WHAT YOU WILL DO:
Each entry below should be returned exactly as is, with the pictures removed.

MATERIAL SUPPLIED:
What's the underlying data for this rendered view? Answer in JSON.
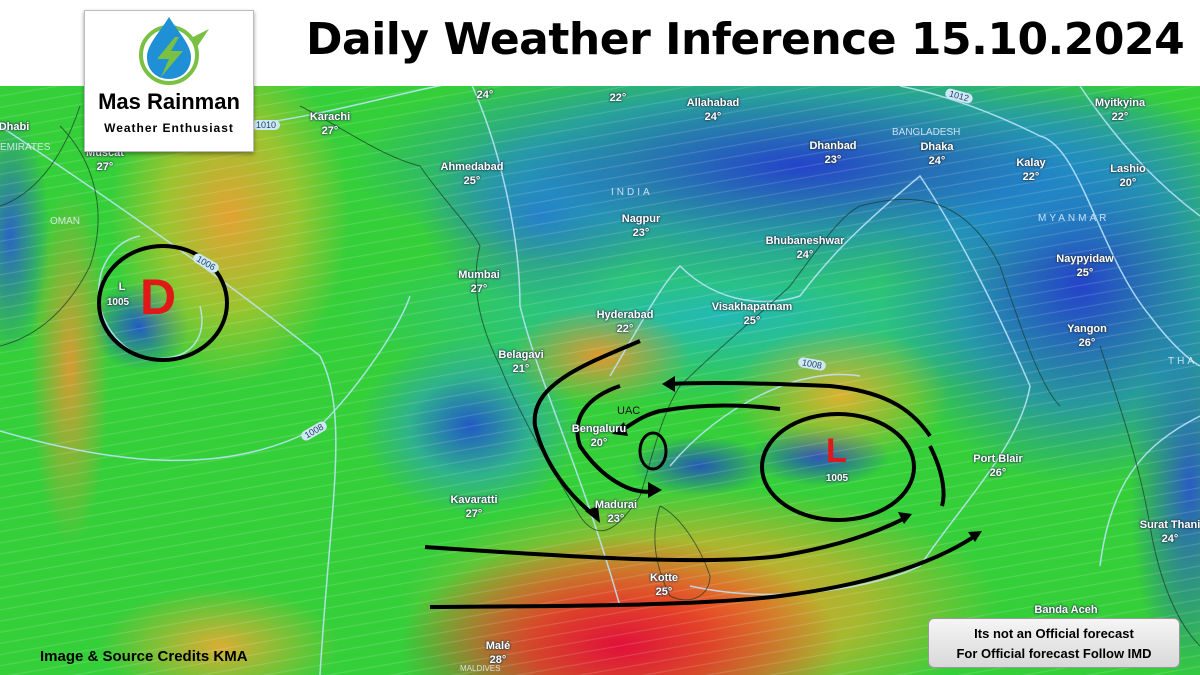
{
  "header": {
    "title": "Daily Weather Inference 15.10.2024"
  },
  "logo": {
    "name": "Mas Rainman",
    "tagline": "Weather Enthusiast",
    "colors": {
      "drop": "#1f8fd6",
      "bolt": "#7ac143"
    }
  },
  "map": {
    "cities": [
      {
        "name": "Dhabi",
        "temp": ""
      },
      {
        "name": "Karachi",
        "temp": "27°"
      },
      {
        "name": "Muscat",
        "temp": "27°"
      },
      {
        "name": "",
        "temp": "24°"
      },
      {
        "name": "",
        "temp": "22°"
      },
      {
        "name": "Allahabad",
        "temp": "24°"
      },
      {
        "name": "Ahmedabad",
        "temp": "25°"
      },
      {
        "name": "Dhanbad",
        "temp": "23°"
      },
      {
        "name": "Dhaka",
        "temp": "24°"
      },
      {
        "name": "Kalay",
        "temp": "22°"
      },
      {
        "name": "Myitkyina",
        "temp": "22°"
      },
      {
        "name": "Lashio",
        "temp": "20°"
      },
      {
        "name": "Nagpur",
        "temp": "23°"
      },
      {
        "name": "Bhubaneshwar",
        "temp": "24°"
      },
      {
        "name": "Naypyidaw",
        "temp": "25°"
      },
      {
        "name": "Mumbai",
        "temp": "27°"
      },
      {
        "name": "Hyderabad",
        "temp": "22°"
      },
      {
        "name": "Visakhapatnam",
        "temp": "25°"
      },
      {
        "name": "Yangon",
        "temp": "26°"
      },
      {
        "name": "Belagavi",
        "temp": "21°"
      },
      {
        "name": "Bengaluru",
        "temp": "20°"
      },
      {
        "name": "Port Blair",
        "temp": "26°"
      },
      {
        "name": "Kavaratti",
        "temp": "27°"
      },
      {
        "name": "Madurai",
        "temp": "23°"
      },
      {
        "name": "Surat Thani",
        "temp": "24°"
      },
      {
        "name": "Kotte",
        "temp": "25°"
      },
      {
        "name": "Banda Aceh",
        "temp": ""
      },
      {
        "name": "Malé",
        "temp": "28°"
      }
    ],
    "countries": [
      "EMIRATES",
      "OMAN",
      "INDIA",
      "BANGLADESH",
      "MYANMAR",
      "THA",
      "MALDIVES"
    ],
    "isobars": [
      "1010",
      "1012",
      "1008",
      "1008",
      "1006"
    ],
    "systems": {
      "depression": {
        "letter": "D",
        "pressure_label": "L",
        "pressure": "1005"
      },
      "low": {
        "letter": "L",
        "pressure": "1005"
      },
      "uac": {
        "label": "UAC"
      }
    },
    "colors": {
      "annotation": "#000000",
      "system_letter": "#e01818"
    }
  },
  "footer": {
    "credits": "Image & Source Credits KMA",
    "disclaimer_line1": "Its not an Official forecast",
    "disclaimer_line2": "For Official forecast Follow IMD"
  }
}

PROBLEM SOLUTION:
What's the underlying data for this rendered view? Answer in JSON.
{
  "header": {
    "title": "Daily Weather Inference 15.10.2024"
  },
  "logo": {
    "name": "Mas Rainman",
    "tagline": "Weather Enthusiast",
    "colors": {
      "drop": "#1f8fd6",
      "bolt": "#7ac143"
    }
  },
  "map": {
    "cities": [
      {
        "name": "Dhabi",
        "temp": ""
      },
      {
        "name": "Karachi",
        "temp": "27°"
      },
      {
        "name": "Muscat",
        "temp": "27°"
      },
      {
        "name": "",
        "temp": "24°"
      },
      {
        "name": "",
        "temp": "22°"
      },
      {
        "name": "Allahabad",
        "temp": "24°"
      },
      {
        "name": "Ahmedabad",
        "temp": "25°"
      },
      {
        "name": "Dhanbad",
        "temp": "23°"
      },
      {
        "name": "Dhaka",
        "temp": "24°"
      },
      {
        "name": "Kalay",
        "temp": "22°"
      },
      {
        "name": "Myitkyina",
        "temp": "22°"
      },
      {
        "name": "Lashio",
        "temp": "20°"
      },
      {
        "name": "Nagpur",
        "temp": "23°"
      },
      {
        "name": "Bhubaneshwar",
        "temp": "24°"
      },
      {
        "name": "Naypyidaw",
        "temp": "25°"
      },
      {
        "name": "Mumbai",
        "temp": "27°"
      },
      {
        "name": "Hyderabad",
        "temp": "22°"
      },
      {
        "name": "Visakhapatnam",
        "temp": "25°"
      },
      {
        "name": "Yangon",
        "temp": "26°"
      },
      {
        "name": "Belagavi",
        "temp": "21°"
      },
      {
        "name": "Bengaluru",
        "temp": "20°"
      },
      {
        "name": "Port Blair",
        "temp": "26°"
      },
      {
        "name": "Kavaratti",
        "temp": "27°"
      },
      {
        "name": "Madurai",
        "temp": "23°"
      },
      {
        "name": "Surat Thani",
        "temp": "24°"
      },
      {
        "name": "Kotte",
        "temp": "25°"
      },
      {
        "name": "Banda Aceh",
        "temp": ""
      },
      {
        "name": "Malé",
        "temp": "28°"
      }
    ],
    "countries": [
      "EMIRATES",
      "OMAN",
      "INDIA",
      "BANGLADESH",
      "MYANMAR",
      "THA",
      "MALDIVES"
    ],
    "isobars": [
      "1010",
      "1012",
      "1008",
      "1008",
      "1006"
    ],
    "systems": {
      "depression": {
        "letter": "D",
        "pressure_label": "L",
        "pressure": "1005"
      },
      "low": {
        "letter": "L",
        "pressure": "1005"
      },
      "uac": {
        "label": "UAC"
      }
    },
    "colors": {
      "annotation": "#000000",
      "system_letter": "#e01818"
    }
  },
  "footer": {
    "credits": "Image & Source Credits KMA",
    "disclaimer_line1": "Its not an Official forecast",
    "disclaimer_line2": "For Official forecast Follow IMD"
  }
}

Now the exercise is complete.